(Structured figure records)
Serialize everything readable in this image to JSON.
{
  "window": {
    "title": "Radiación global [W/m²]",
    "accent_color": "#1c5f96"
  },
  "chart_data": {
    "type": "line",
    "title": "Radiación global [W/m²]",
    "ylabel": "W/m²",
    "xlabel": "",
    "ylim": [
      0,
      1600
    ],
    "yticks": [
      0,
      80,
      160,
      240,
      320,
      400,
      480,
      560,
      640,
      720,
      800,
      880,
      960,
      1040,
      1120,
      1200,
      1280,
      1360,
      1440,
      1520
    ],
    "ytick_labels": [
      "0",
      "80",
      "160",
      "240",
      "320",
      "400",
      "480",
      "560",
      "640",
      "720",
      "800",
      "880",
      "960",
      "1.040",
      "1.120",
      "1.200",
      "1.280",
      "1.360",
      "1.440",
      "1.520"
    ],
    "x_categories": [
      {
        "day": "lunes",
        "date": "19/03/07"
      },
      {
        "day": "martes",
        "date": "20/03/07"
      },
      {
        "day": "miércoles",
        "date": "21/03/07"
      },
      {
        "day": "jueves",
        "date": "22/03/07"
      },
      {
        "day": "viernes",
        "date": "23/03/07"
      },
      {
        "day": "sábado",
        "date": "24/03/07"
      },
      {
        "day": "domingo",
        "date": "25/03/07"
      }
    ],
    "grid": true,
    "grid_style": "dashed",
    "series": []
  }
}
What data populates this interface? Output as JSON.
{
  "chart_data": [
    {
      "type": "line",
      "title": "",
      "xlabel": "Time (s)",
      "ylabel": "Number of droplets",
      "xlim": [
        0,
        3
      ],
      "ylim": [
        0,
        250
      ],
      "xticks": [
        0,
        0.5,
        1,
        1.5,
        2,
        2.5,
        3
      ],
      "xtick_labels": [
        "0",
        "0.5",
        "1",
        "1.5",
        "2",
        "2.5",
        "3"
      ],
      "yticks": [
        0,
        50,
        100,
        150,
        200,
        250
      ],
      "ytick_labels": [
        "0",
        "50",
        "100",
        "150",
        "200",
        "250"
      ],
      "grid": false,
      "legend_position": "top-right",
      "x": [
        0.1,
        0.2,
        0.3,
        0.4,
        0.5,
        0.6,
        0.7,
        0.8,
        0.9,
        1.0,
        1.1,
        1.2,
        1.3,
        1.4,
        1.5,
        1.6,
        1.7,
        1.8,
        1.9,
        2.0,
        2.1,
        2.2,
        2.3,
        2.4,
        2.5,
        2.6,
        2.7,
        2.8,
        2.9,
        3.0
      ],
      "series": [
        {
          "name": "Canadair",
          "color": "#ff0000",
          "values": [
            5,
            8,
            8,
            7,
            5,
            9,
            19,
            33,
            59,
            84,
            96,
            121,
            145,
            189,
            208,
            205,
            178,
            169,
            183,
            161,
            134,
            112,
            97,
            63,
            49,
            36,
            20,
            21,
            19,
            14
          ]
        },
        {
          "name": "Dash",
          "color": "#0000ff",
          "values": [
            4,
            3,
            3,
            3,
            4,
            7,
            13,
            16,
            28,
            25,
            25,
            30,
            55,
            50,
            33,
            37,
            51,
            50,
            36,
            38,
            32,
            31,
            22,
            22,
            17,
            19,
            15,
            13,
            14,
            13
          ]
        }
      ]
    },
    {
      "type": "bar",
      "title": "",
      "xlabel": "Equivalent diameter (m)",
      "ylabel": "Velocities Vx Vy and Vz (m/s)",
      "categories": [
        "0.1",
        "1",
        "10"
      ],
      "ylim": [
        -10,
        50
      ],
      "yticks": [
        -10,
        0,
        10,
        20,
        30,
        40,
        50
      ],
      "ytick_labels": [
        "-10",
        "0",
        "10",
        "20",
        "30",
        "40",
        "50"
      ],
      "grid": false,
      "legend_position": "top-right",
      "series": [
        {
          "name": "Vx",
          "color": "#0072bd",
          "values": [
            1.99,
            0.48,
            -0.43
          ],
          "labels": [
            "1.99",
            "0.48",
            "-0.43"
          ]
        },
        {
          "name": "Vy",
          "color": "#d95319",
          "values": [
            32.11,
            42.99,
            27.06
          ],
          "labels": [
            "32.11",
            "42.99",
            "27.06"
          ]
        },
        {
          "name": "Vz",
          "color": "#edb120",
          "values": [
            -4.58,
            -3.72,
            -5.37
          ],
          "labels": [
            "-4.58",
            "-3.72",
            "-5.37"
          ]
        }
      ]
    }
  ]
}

» **What is expected**
From the preceding material, extract every line exactly.

» **Full solution**
Serialize everything readable in this image to JSON.
{
  "window": {
    "title": "Radiación global [W/m²]",
    "accent_color": "#1c5f96"
  },
  "chart_data": {
    "type": "line",
    "title": "Radiación global [W/m²]",
    "ylabel": "W/m²",
    "xlabel": "",
    "ylim": [
      0,
      1600
    ],
    "yticks": [
      0,
      80,
      160,
      240,
      320,
      400,
      480,
      560,
      640,
      720,
      800,
      880,
      960,
      1040,
      1120,
      1200,
      1280,
      1360,
      1440,
      1520
    ],
    "ytick_labels": [
      "0",
      "80",
      "160",
      "240",
      "320",
      "400",
      "480",
      "560",
      "640",
      "720",
      "800",
      "880",
      "960",
      "1.040",
      "1.120",
      "1.200",
      "1.280",
      "1.360",
      "1.440",
      "1.520"
    ],
    "x_categories": [
      {
        "day": "lunes",
        "date": "19/03/07"
      },
      {
        "day": "martes",
        "date": "20/03/07"
      },
      {
        "day": "miércoles",
        "date": "21/03/07"
      },
      {
        "day": "jueves",
        "date": "22/03/07"
      },
      {
        "day": "viernes",
        "date": "23/03/07"
      },
      {
        "day": "sábado",
        "date": "24/03/07"
      },
      {
        "day": "domingo",
        "date": "25/03/07"
      }
    ],
    "grid": true,
    "grid_style": "dashed",
    "series": []
  }
}
What data populates this interface? Output as JSON.
{
  "chart_data": [
    {
      "type": "line",
      "title": "",
      "xlabel": "Time (s)",
      "ylabel": "Number of droplets",
      "xlim": [
        0,
        3
      ],
      "ylim": [
        0,
        250
      ],
      "xticks": [
        0,
        0.5,
        1,
        1.5,
        2,
        2.5,
        3
      ],
      "xtick_labels": [
        "0",
        "0.5",
        "1",
        "1.5",
        "2",
        "2.5",
        "3"
      ],
      "yticks": [
        0,
        50,
        100,
        150,
        200,
        250
      ],
      "ytick_labels": [
        "0",
        "50",
        "100",
        "150",
        "200",
        "250"
      ],
      "grid": false,
      "legend_position": "top-right",
      "x": [
        0.1,
        0.2,
        0.3,
        0.4,
        0.5,
        0.6,
        0.7,
        0.8,
        0.9,
        1.0,
        1.1,
        1.2,
        1.3,
        1.4,
        1.5,
        1.6,
        1.7,
        1.8,
        1.9,
        2.0,
        2.1,
        2.2,
        2.3,
        2.4,
        2.5,
        2.6,
        2.7,
        2.8,
        2.9,
        3.0
      ],
      "series": [
        {
          "name": "Canadair",
          "color": "#ff0000",
          "values": [
            5,
            8,
            8,
            7,
            5,
            9,
            19,
            33,
            59,
            84,
            96,
            121,
            145,
            189,
            208,
            205,
            178,
            169,
            183,
            161,
            134,
            112,
            97,
            63,
            49,
            36,
            20,
            21,
            19,
            14
          ]
        },
        {
          "name": "Dash",
          "color": "#0000ff",
          "values": [
            4,
            3,
            3,
            3,
            4,
            7,
            13,
            16,
            28,
            25,
            25,
            30,
            55,
            50,
            33,
            37,
            51,
            50,
            36,
            38,
            32,
            31,
            22,
            22,
            17,
            19,
            15,
            13,
            14,
            13
          ]
        }
      ]
    },
    {
      "type": "bar",
      "title": "",
      "xlabel": "Equivalent diameter (m)",
      "ylabel": "Velocities Vx Vy and Vz (m/s)",
      "categories": [
        "0.1",
        "1",
        "10"
      ],
      "ylim": [
        -10,
        50
      ],
      "yticks": [
        -10,
        0,
        10,
        20,
        30,
        40,
        50
      ],
      "ytick_labels": [
        "-10",
        "0",
        "10",
        "20",
        "30",
        "40",
        "50"
      ],
      "grid": false,
      "legend_position": "top-right",
      "series": [
        {
          "name": "Vx",
          "color": "#0072bd",
          "values": [
            1.99,
            0.48,
            -0.43
          ],
          "labels": [
            "1.99",
            "0.48",
            "-0.43"
          ]
        },
        {
          "name": "Vy",
          "color": "#d95319",
          "values": [
            32.11,
            42.99,
            27.06
          ],
          "labels": [
            "32.11",
            "42.99",
            "27.06"
          ]
        },
        {
          "name": "Vz",
          "color": "#edb120",
          "values": [
            -4.58,
            -3.72,
            -5.37
          ],
          "labels": [
            "-4.58",
            "-3.72",
            "-5.37"
          ]
        }
      ]
    }
  ]
}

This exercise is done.